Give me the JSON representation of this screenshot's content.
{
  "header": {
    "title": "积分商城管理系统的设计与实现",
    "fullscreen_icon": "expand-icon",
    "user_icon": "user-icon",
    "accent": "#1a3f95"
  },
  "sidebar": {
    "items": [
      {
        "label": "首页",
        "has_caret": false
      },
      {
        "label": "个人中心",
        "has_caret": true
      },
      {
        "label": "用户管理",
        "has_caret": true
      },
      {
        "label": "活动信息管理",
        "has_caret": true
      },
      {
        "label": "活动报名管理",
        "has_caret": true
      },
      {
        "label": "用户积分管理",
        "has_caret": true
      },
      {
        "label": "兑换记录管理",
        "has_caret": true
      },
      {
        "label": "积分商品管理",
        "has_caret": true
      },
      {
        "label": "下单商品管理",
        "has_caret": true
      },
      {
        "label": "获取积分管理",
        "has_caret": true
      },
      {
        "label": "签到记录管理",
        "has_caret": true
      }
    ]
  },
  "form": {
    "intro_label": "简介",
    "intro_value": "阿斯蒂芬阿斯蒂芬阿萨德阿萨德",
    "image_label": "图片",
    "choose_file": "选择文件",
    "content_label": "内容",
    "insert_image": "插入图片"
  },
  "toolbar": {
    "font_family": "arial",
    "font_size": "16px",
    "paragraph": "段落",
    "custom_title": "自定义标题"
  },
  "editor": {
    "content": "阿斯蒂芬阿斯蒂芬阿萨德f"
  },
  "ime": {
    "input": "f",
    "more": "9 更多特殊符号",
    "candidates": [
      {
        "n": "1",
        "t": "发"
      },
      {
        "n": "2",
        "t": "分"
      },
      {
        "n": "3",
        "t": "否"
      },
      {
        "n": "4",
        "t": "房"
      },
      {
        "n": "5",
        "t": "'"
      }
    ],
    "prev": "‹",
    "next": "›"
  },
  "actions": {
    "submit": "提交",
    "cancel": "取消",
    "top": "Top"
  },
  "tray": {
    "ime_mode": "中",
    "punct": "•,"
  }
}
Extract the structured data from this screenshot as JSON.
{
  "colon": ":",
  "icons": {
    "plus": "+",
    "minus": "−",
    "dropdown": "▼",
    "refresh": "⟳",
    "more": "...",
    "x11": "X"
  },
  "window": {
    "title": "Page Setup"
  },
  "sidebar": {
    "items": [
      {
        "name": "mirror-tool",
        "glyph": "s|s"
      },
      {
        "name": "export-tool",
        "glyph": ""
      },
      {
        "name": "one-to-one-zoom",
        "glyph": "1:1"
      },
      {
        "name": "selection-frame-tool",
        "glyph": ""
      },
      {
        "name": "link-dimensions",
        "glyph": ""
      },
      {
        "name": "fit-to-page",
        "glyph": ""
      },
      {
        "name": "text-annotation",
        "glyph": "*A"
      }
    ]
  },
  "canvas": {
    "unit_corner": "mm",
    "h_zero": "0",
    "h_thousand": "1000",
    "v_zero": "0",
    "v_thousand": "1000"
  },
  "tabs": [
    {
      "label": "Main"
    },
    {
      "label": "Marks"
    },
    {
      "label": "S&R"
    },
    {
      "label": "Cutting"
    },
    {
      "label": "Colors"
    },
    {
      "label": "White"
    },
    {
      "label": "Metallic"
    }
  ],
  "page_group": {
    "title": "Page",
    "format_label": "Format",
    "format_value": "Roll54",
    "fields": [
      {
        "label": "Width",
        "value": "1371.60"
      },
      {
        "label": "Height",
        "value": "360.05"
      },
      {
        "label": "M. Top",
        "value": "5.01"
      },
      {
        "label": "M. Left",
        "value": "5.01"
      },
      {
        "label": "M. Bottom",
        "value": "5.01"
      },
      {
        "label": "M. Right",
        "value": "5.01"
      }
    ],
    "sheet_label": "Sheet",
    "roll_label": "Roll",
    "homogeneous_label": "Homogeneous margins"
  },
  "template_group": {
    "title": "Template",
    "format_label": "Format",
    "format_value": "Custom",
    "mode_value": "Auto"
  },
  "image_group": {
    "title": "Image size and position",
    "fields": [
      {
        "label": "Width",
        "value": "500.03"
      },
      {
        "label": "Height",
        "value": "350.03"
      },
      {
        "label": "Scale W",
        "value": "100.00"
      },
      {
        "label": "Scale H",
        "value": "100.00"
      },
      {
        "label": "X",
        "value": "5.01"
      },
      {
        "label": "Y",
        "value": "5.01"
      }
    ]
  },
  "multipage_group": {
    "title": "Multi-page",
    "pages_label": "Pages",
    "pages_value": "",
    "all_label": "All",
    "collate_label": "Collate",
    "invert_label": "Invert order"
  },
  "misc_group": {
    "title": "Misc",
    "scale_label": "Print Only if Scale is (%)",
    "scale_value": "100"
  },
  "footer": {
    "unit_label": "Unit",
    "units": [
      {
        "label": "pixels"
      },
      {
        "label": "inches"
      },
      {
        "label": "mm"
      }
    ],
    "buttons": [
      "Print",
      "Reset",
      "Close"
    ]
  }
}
--- --- ---
Repeat the material from above exactly, word for word.

Give me the JSON representation of this screenshot's content.
{
  "header": {
    "title": "积分商城管理系统的设计与实现",
    "fullscreen_icon": "expand-icon",
    "user_icon": "user-icon",
    "accent": "#1a3f95"
  },
  "sidebar": {
    "items": [
      {
        "label": "首页",
        "has_caret": false
      },
      {
        "label": "个人中心",
        "has_caret": true
      },
      {
        "label": "用户管理",
        "has_caret": true
      },
      {
        "label": "活动信息管理",
        "has_caret": true
      },
      {
        "label": "活动报名管理",
        "has_caret": true
      },
      {
        "label": "用户积分管理",
        "has_caret": true
      },
      {
        "label": "兑换记录管理",
        "has_caret": true
      },
      {
        "label": "积分商品管理",
        "has_caret": true
      },
      {
        "label": "下单商品管理",
        "has_caret": true
      },
      {
        "label": "获取积分管理",
        "has_caret": true
      },
      {
        "label": "签到记录管理",
        "has_caret": true
      }
    ]
  },
  "form": {
    "intro_label": "简介",
    "intro_value": "阿斯蒂芬阿斯蒂芬阿萨德阿萨德",
    "image_label": "图片",
    "choose_file": "选择文件",
    "content_label": "内容",
    "insert_image": "插入图片"
  },
  "toolbar": {
    "font_family": "arial",
    "font_size": "16px",
    "paragraph": "段落",
    "custom_title": "自定义标题"
  },
  "editor": {
    "content": "阿斯蒂芬阿斯蒂芬阿萨德f"
  },
  "ime": {
    "input": "f",
    "more": "9 更多特殊符号",
    "candidates": [
      {
        "n": "1",
        "t": "发"
      },
      {
        "n": "2",
        "t": "分"
      },
      {
        "n": "3",
        "t": "否"
      },
      {
        "n": "4",
        "t": "房"
      },
      {
        "n": "5",
        "t": "'"
      }
    ],
    "prev": "‹",
    "next": "›"
  },
  "actions": {
    "submit": "提交",
    "cancel": "取消",
    "top": "Top"
  },
  "tray": {
    "ime_mode": "中",
    "punct": "•,"
  }
}
Extract the structured data from this screenshot as JSON.
{
  "colon": ":",
  "icons": {
    "plus": "+",
    "minus": "−",
    "dropdown": "▼",
    "refresh": "⟳",
    "more": "...",
    "x11": "X"
  },
  "window": {
    "title": "Page Setup"
  },
  "sidebar": {
    "items": [
      {
        "name": "mirror-tool",
        "glyph": "s|s"
      },
      {
        "name": "export-tool",
        "glyph": ""
      },
      {
        "name": "one-to-one-zoom",
        "glyph": "1:1"
      },
      {
        "name": "selection-frame-tool",
        "glyph": ""
      },
      {
        "name": "link-dimensions",
        "glyph": ""
      },
      {
        "name": "fit-to-page",
        "glyph": ""
      },
      {
        "name": "text-annotation",
        "glyph": "*A"
      }
    ]
  },
  "canvas": {
    "unit_corner": "mm",
    "h_zero": "0",
    "h_thousand": "1000",
    "v_zero": "0",
    "v_thousand": "1000"
  },
  "tabs": [
    {
      "label": "Main"
    },
    {
      "label": "Marks"
    },
    {
      "label": "S&R"
    },
    {
      "label": "Cutting"
    },
    {
      "label": "Colors"
    },
    {
      "label": "White"
    },
    {
      "label": "Metallic"
    }
  ],
  "page_group": {
    "title": "Page",
    "format_label": "Format",
    "format_value": "Roll54",
    "fields": [
      {
        "label": "Width",
        "value": "1371.60"
      },
      {
        "label": "Height",
        "value": "360.05"
      },
      {
        "label": "M. Top",
        "value": "5.01"
      },
      {
        "label": "M. Left",
        "value": "5.01"
      },
      {
        "label": "M. Bottom",
        "value": "5.01"
      },
      {
        "label": "M. Right",
        "value": "5.01"
      }
    ],
    "sheet_label": "Sheet",
    "roll_label": "Roll",
    "homogeneous_label": "Homogeneous margins"
  },
  "template_group": {
    "title": "Template",
    "format_label": "Format",
    "format_value": "Custom",
    "mode_value": "Auto"
  },
  "image_group": {
    "title": "Image size and position",
    "fields": [
      {
        "label": "Width",
        "value": "500.03"
      },
      {
        "label": "Height",
        "value": "350.03"
      },
      {
        "label": "Scale W",
        "value": "100.00"
      },
      {
        "label": "Scale H",
        "value": "100.00"
      },
      {
        "label": "X",
        "value": "5.01"
      },
      {
        "label": "Y",
        "value": "5.01"
      }
    ]
  },
  "multipage_group": {
    "title": "Multi-page",
    "pages_label": "Pages",
    "pages_value": "",
    "all_label": "All",
    "collate_label": "Collate",
    "invert_label": "Invert order"
  },
  "misc_group": {
    "title": "Misc",
    "scale_label": "Print Only if Scale is (%)",
    "scale_value": "100"
  },
  "footer": {
    "unit_label": "Unit",
    "units": [
      {
        "label": "pixels"
      },
      {
        "label": "inches"
      },
      {
        "label": "mm"
      }
    ],
    "buttons": [
      "Print",
      "Reset",
      "Close"
    ]
  }
}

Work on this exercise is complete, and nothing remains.